-- Begin --

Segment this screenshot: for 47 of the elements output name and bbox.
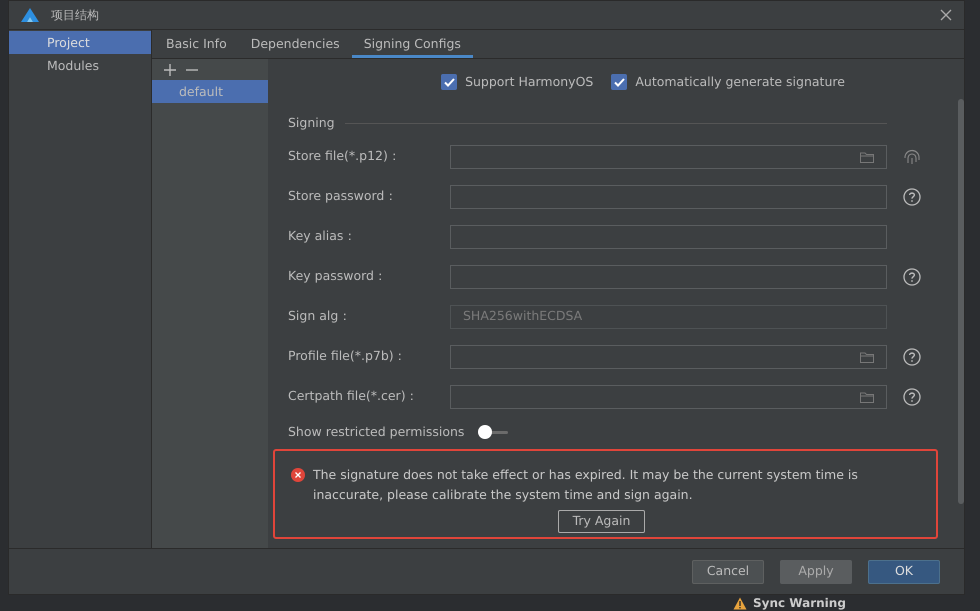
field-label: Store password： <box>288 187 398 206</box>
error-message: The signature does not take effect or has expired. It may be the current system time is inaccurate, please calibrate the system time and sign again. <box>313 466 859 504</box>
input-field[interactable] <box>450 344 887 368</box>
field-label: Key alias： <box>288 227 358 246</box>
help-icon[interactable] <box>903 188 921 206</box>
add-icon[interactable] <box>164 64 176 76</box>
fingerprint-icon[interactable] <box>903 148 921 165</box>
field-label: Profile file(*.p7b)： <box>288 347 408 366</box>
checkbox[interactable] <box>611 74 628 90</box>
warning-icon <box>733 596 747 610</box>
field-value: SHA256withECDSA <box>463 307 584 326</box>
tab[interactable]: Dependencies <box>238 30 352 58</box>
field-label: Store file(*.p12)： <box>288 147 402 166</box>
folder-icon[interactable] <box>860 150 874 162</box>
section-title: Signing <box>288 114 335 132</box>
dialog-button[interactable]: Cancel <box>692 560 764 584</box>
window-title: 项目结构 <box>51 7 99 24</box>
field-label: Certpath file(*.cer)： <box>288 387 420 406</box>
app-logo-icon <box>21 8 39 22</box>
field-label: Sign alg： <box>288 307 352 326</box>
folder-icon[interactable] <box>860 390 874 402</box>
checkbox-label: Support HarmonyOS <box>465 73 594 91</box>
input-field[interactable] <box>450 224 887 248</box>
tab[interactable]: Basic Info <box>154 30 239 58</box>
scrollbar[interactable] <box>958 99 964 504</box>
dialog-button[interactable]: Apply <box>780 560 852 584</box>
close-icon[interactable] <box>940 9 952 21</box>
sidebar-item[interactable]: Modules <box>9 54 151 77</box>
toggle-switch[interactable] <box>478 424 508 439</box>
sidebar-item[interactable]: Project <box>9 31 151 54</box>
help-icon[interactable] <box>903 268 921 286</box>
checkbox-label: Automatically generate signature <box>635 73 845 91</box>
input-field[interactable] <box>450 184 887 208</box>
field-label: Key password： <box>288 267 388 286</box>
tab[interactable]: Signing Configs <box>352 30 473 58</box>
input-field[interactable] <box>450 144 887 168</box>
checkbox[interactable] <box>441 74 458 90</box>
dialog-button[interactable]: OK <box>868 560 940 584</box>
input-field[interactable] <box>450 384 887 408</box>
help-icon[interactable] <box>903 348 921 366</box>
folder-icon[interactable] <box>860 350 874 362</box>
help-icon[interactable] <box>903 388 921 406</box>
error-icon <box>291 468 305 482</box>
toggle-label: Show restricted permissions <box>288 422 464 441</box>
try-again-button[interactable]: Try Again <box>558 510 646 533</box>
input-field[interactable] <box>450 264 887 288</box>
notice-text: Sync Warning <box>753 596 846 610</box>
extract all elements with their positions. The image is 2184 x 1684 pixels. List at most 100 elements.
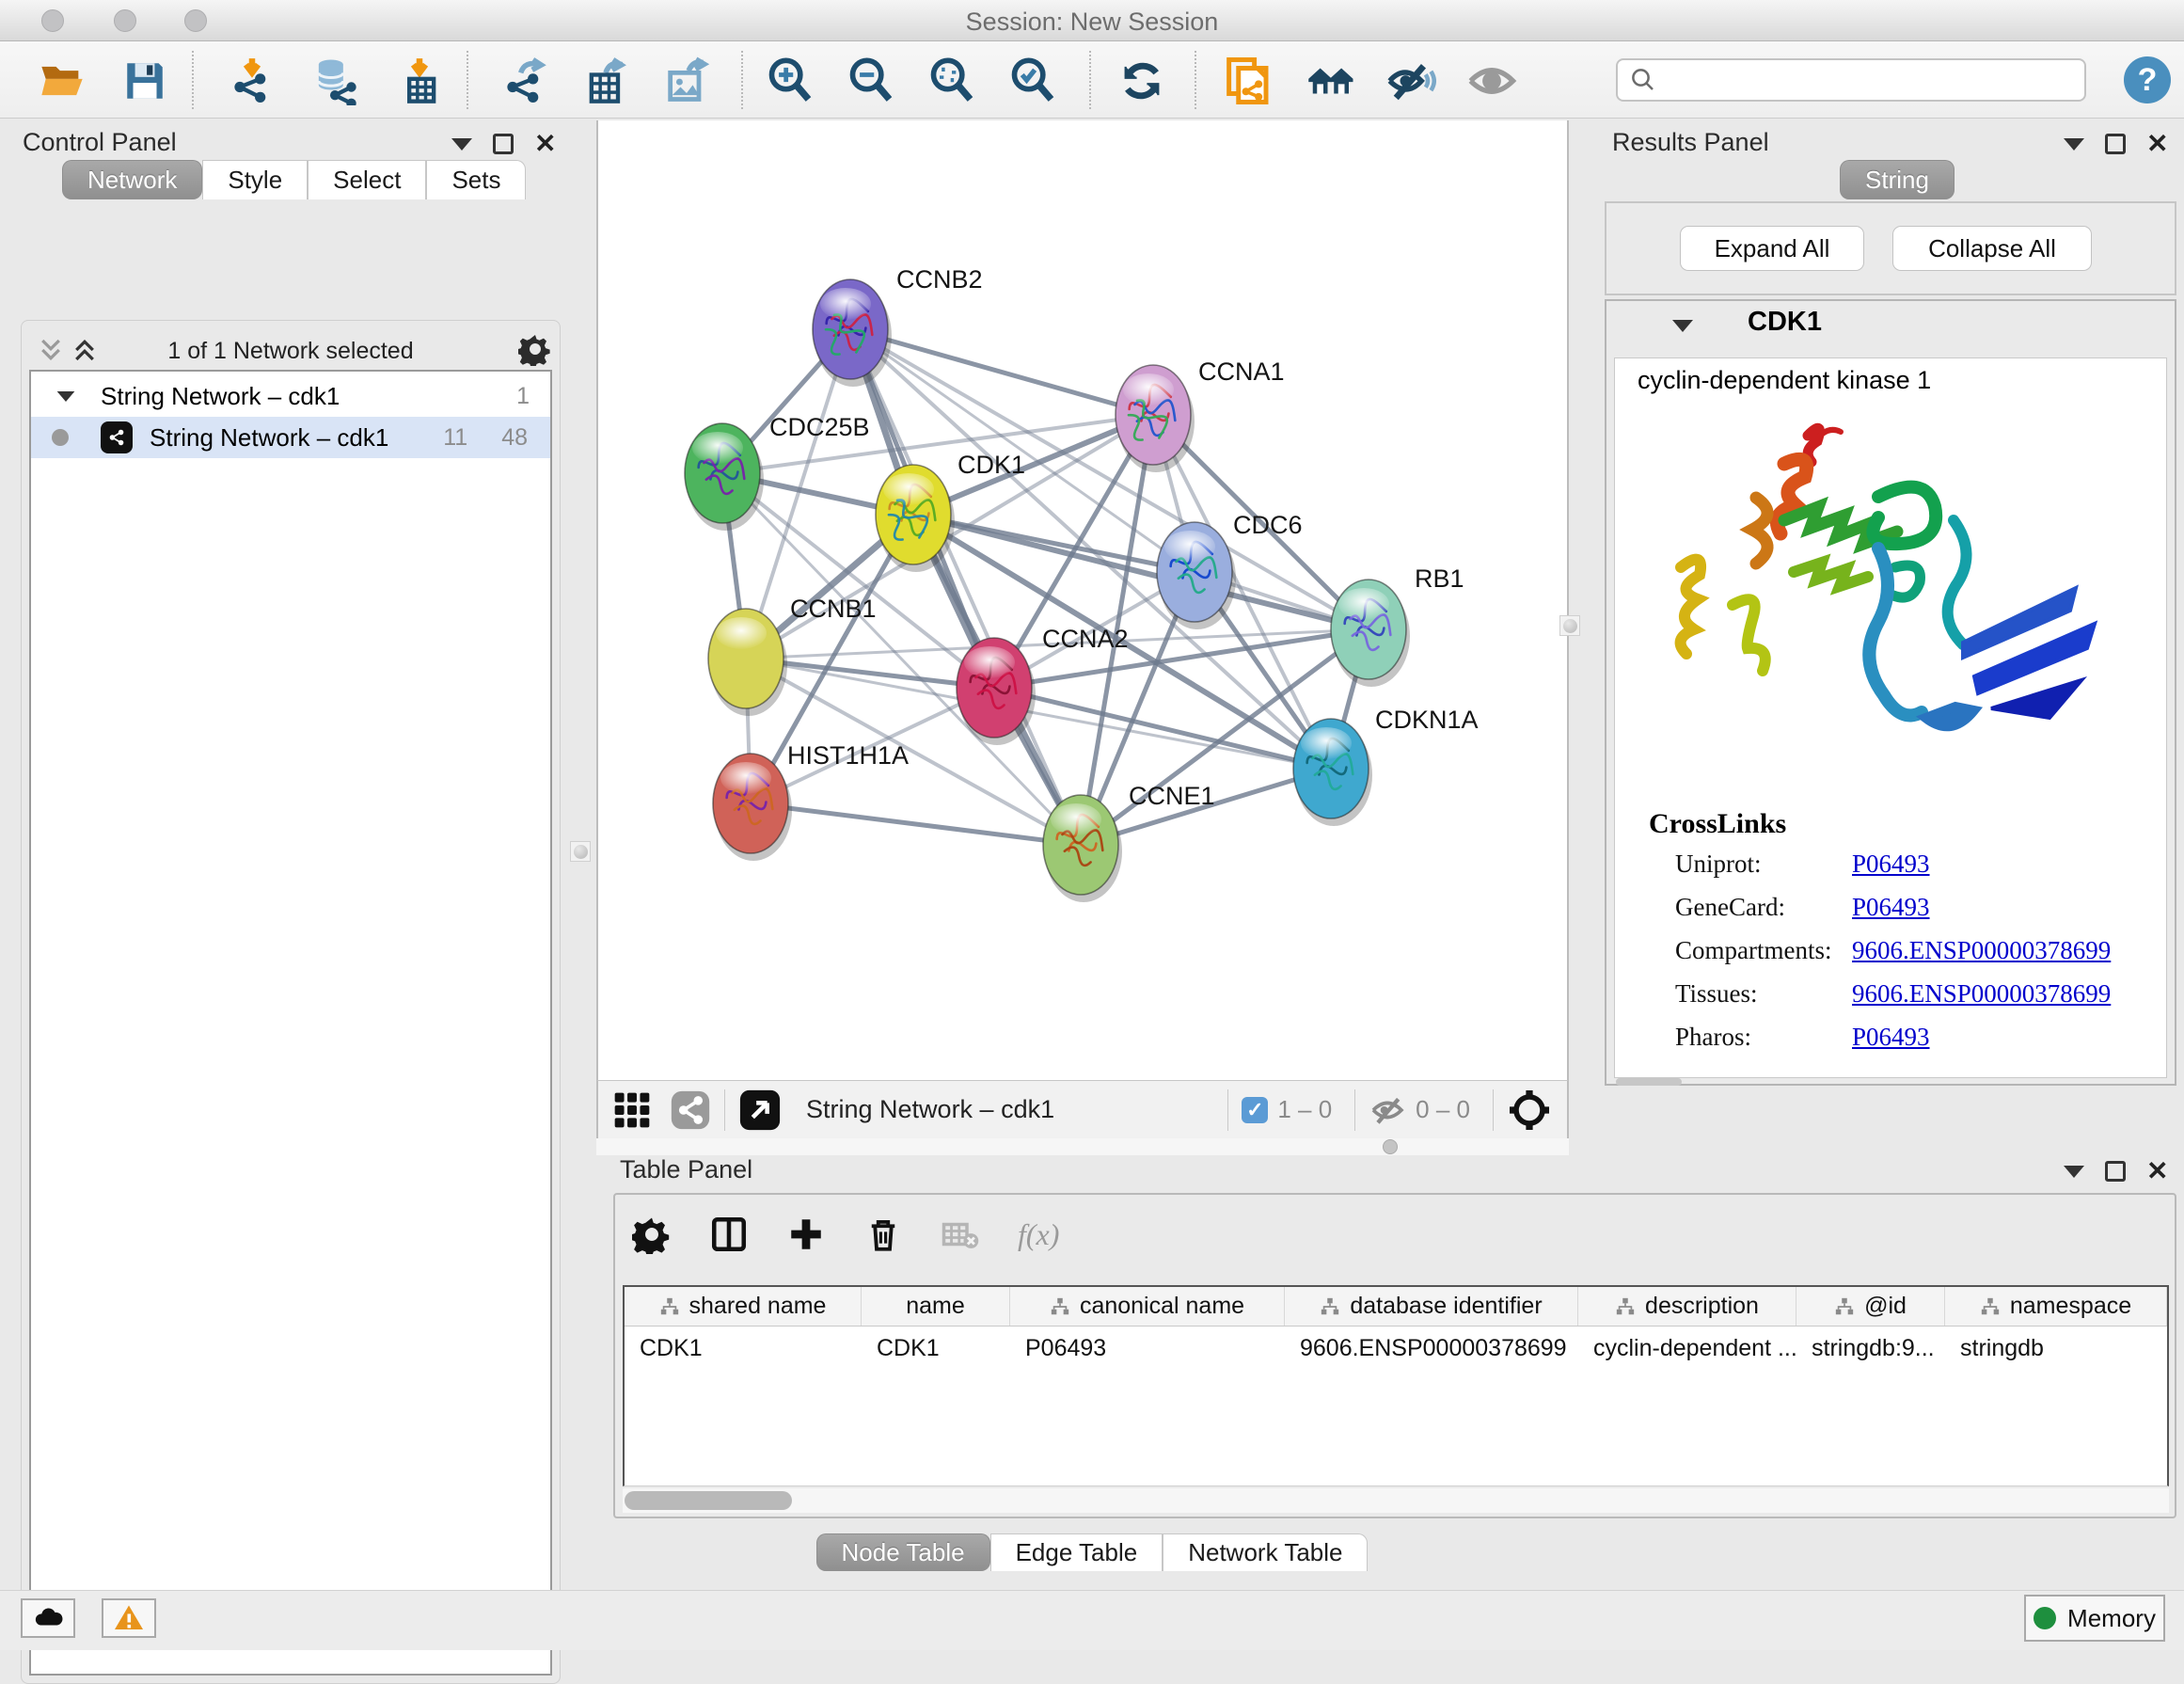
network-collection-row[interactable]: String Network – cdk1 1 — [31, 375, 550, 417]
network-node-ccnb2[interactable]: CCNB2 — [813, 265, 983, 387]
tab-edge-table[interactable]: Edge Table — [990, 1533, 1163, 1571]
float-panel-icon[interactable] — [493, 134, 514, 154]
column-header-database-identifier[interactable]: database identifier — [1285, 1287, 1578, 1326]
table-header-row: shared namenamecanonical namedatabase id… — [625, 1287, 2167, 1327]
collapse-all-button[interactable]: Collapse All — [1892, 226, 2092, 271]
share-view-icon[interactable] — [670, 1089, 711, 1131]
fit-selected-icon[interactable] — [1507, 1088, 1552, 1133]
cell-4[interactable]: cyclin-dependent ... — [1578, 1327, 1796, 1370]
memory-button[interactable]: Memory — [2024, 1595, 2165, 1642]
cloud-button[interactable] — [21, 1598, 75, 1638]
network-node-cdc25b[interactable]: CDC25B — [685, 413, 870, 531]
tree-expand-icon[interactable] — [57, 390, 75, 401]
tab-style[interactable]: Style — [202, 160, 308, 199]
cell-3[interactable]: 9606.ENSP00000378699 — [1285, 1327, 1578, 1370]
right-splitter-handle[interactable] — [1559, 615, 1580, 636]
warnings-button[interactable] — [102, 1598, 156, 1638]
network-node-hist1h1a[interactable]: HIST1H1A — [713, 741, 909, 861]
birds-eye-view-icon[interactable] — [738, 1088, 782, 1132]
search-icon — [1629, 66, 1657, 94]
grid-view-icon[interactable] — [611, 1089, 653, 1131]
node-label: CCNB1 — [790, 595, 877, 623]
panel-menu-icon[interactable] — [2064, 1166, 2084, 1178]
duplicate-network-button[interactable] — [1223, 55, 1275, 107]
pharos-link[interactable]: P06493 — [1852, 1023, 1930, 1052]
entry-collapse-icon[interactable] — [1672, 320, 1693, 332]
table-row[interactable]: CDK1CDK1P064939606.ENSP00000378699cyclin… — [625, 1327, 2167, 1370]
search-input[interactable] — [1657, 67, 2062, 93]
panel-menu-icon[interactable] — [451, 138, 472, 151]
import-table-button[interactable] — [393, 55, 446, 107]
float-panel-icon[interactable] — [2105, 1161, 2126, 1182]
export-image-button[interactable] — [660, 55, 713, 107]
node-label: CDC6 — [1233, 511, 1303, 539]
hide-graphics-details-button[interactable] — [1385, 55, 1437, 107]
tab-select[interactable]: Select — [308, 160, 426, 199]
close-panel-icon[interactable]: ✕ — [2146, 1161, 2168, 1182]
network-node-rb1[interactable]: RB1 — [1331, 564, 1464, 687]
refresh-icon — [1117, 56, 1166, 105]
zoom-fit-button[interactable] — [926, 55, 978, 107]
zoom-in-button[interactable] — [764, 55, 816, 107]
column-header--id[interactable]: @id — [1796, 1287, 1945, 1326]
column-header-canonical-name[interactable]: canonical name — [1010, 1287, 1285, 1326]
network-node-ccne1[interactable]: CCNE1 — [1043, 782, 1215, 902]
column-header-description[interactable]: description — [1578, 1287, 1796, 1326]
save-session-button[interactable] — [119, 55, 171, 107]
export-network-button[interactable] — [499, 55, 551, 107]
float-panel-icon[interactable] — [2105, 134, 2126, 154]
close-panel-icon[interactable]: ✕ — [2146, 134, 2168, 154]
hidden-counts: 0 – 0 — [1416, 1095, 1470, 1124]
show-all-networks-button[interactable] — [1306, 55, 1358, 107]
cell-5[interactable]: stringdb:9... — [1796, 1327, 1945, 1370]
apply-layout-button[interactable] — [1116, 55, 1168, 107]
expand-all-button[interactable]: Expand All — [1680, 226, 1864, 271]
open-session-button[interactable] — [36, 55, 88, 107]
tab-string[interactable]: String — [1840, 160, 1955, 199]
close-panel-icon[interactable]: ✕ — [534, 134, 556, 154]
cell-2[interactable]: P06493 — [1010, 1327, 1285, 1370]
network-row-selected[interactable]: String Network – cdk1 11 48 — [31, 417, 550, 458]
tab-network[interactable]: Network — [62, 160, 202, 199]
tab-sets[interactable]: Sets — [426, 160, 526, 199]
tab-node-table[interactable]: Node Table — [816, 1533, 990, 1571]
genecard-link[interactable]: P06493 — [1852, 893, 1930, 922]
scrollbar-thumb[interactable] — [625, 1491, 792, 1510]
gear-icon[interactable] — [518, 332, 552, 366]
network-node-cdkn1a[interactable]: CDKN1A — [1293, 706, 1479, 826]
network-node-ccna1[interactable]: CCNA1 — [1116, 357, 1285, 472]
uniprot-link[interactable]: P06493 — [1852, 850, 1930, 879]
table-horizontal-scrollbar[interactable] — [623, 1488, 2169, 1513]
tissues-link[interactable]: 9606.ENSP00000378699 — [1852, 979, 2111, 1009]
zoom-selected-button[interactable] — [1006, 55, 1059, 107]
help-button[interactable]: ? — [2124, 56, 2171, 103]
select-columns-icon[interactable] — [709, 1215, 749, 1254]
search-field[interactable] — [1616, 58, 2086, 102]
tab-network-table[interactable]: Network Table — [1163, 1533, 1368, 1571]
cell-0[interactable]: CDK1 — [625, 1327, 862, 1370]
network-node-cdc6[interactable]: CDC6 — [1157, 511, 1303, 629]
delete-column-icon[interactable] — [863, 1215, 903, 1254]
cell-6[interactable]: stringdb — [1945, 1327, 2167, 1370]
results-scroll-thumb[interactable] — [1616, 1078, 1682, 1086]
table-gear-icon[interactable] — [632, 1215, 672, 1254]
import-network-database-button[interactable] — [307, 55, 359, 107]
add-column-icon[interactable] — [786, 1215, 826, 1254]
selected-counts: 1 – 0 — [1277, 1095, 1332, 1124]
compartments-link[interactable]: 9606.ENSP00000378699 — [1852, 936, 2111, 965]
column-header-namespace[interactable]: namespace — [1945, 1287, 2167, 1326]
network-canvas[interactable]: CCNB2CCNA1CDC25BCDK1CDC6RB1CCNB1CCNA2CDK… — [596, 120, 1569, 1080]
column-header-shared-name[interactable]: shared name — [625, 1287, 862, 1326]
panel-menu-icon[interactable] — [2064, 138, 2084, 151]
left-splitter-handle[interactable] — [570, 841, 591, 862]
import-network-file-button[interactable] — [226, 55, 278, 107]
show-graphics-details-button[interactable] — [1465, 55, 1518, 107]
collection-count: 1 — [516, 383, 530, 410]
selected-nodes-checkbox[interactable]: ✓ — [1242, 1097, 1268, 1123]
column-header-name[interactable]: name — [862, 1287, 1010, 1326]
hierarchy-icon — [1834, 1296, 1855, 1317]
export-table-button[interactable] — [579, 55, 632, 107]
network-edge[interactable] — [751, 803, 1081, 845]
cell-1[interactable]: CDK1 — [862, 1327, 1010, 1370]
zoom-out-button[interactable] — [845, 55, 897, 107]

-- End --

[Goal]
Swap "signature" for "certificate" in everything from the line containing "field-label: Store password：" down to the line containing "error-message: The signature", and give those lines again with no other change.

[Final answer]
field-label: Store password： <box>288 187 398 206</box>
error-message: The certificate does not take effect or has expired. It may be the current system time is inaccurate, please calibrate the system time and sign again. <box>313 466 859 504</box>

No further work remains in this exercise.